- _PROBLEM_
Transcribe every record that appears below, exactly and in full.

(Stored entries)
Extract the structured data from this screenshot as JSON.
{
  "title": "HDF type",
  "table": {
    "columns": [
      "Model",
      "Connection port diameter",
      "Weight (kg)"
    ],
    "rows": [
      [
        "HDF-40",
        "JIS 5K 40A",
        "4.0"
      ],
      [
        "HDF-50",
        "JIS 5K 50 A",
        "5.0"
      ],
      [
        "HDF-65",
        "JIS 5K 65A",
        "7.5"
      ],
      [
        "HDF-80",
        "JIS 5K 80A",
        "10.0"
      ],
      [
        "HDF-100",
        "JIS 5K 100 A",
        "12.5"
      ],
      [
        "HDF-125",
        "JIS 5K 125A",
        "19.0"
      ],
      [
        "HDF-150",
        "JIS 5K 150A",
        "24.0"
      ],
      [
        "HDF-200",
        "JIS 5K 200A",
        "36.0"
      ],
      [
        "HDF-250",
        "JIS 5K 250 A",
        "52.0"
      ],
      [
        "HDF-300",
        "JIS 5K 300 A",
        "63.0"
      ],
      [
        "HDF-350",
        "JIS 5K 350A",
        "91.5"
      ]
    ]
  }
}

- _PROBLEM SOLUTION_
Extract the structured data from this screenshot as JSON.
{
  "title": "HDF type",
  "table": {
    "columns": [
      "Model",
      "Connection port diameter",
      "Weight (kg)"
    ],
    "rows": [
      [
        "HDF-40",
        "JIS 5K 40A",
        "4.0"
      ],
      [
        "HDF-50",
        "JIS 5K 50 A",
        "5.0"
      ],
      [
        "HDF-65",
        "JIS 5K 65A",
        "7.5"
      ],
      [
        "HDF-80",
        "JIS 5K 80A",
        "10.0"
      ],
      [
        "HDF-100",
        "JIS 5K 100 A",
        "12.5"
      ],
      [
        "HDF-125",
        "JIS 5K 125A",
        "19.0"
      ],
      [
        "HDF-150",
        "JIS 5K 150A",
        "24.0"
      ],
      [
        "HDF-200",
        "JIS 5K 200A",
        "36.0"
      ],
      [
        "HDF-250",
        "JIS 5K 250 A",
        "52.0"
      ],
      [
        "HDF-300",
        "JIS 5K 300 A",
        "63.0"
      ],
      [
        "HDF-350",
        "JIS 5K 350A",
        "91.5"
      ]
    ]
  }
}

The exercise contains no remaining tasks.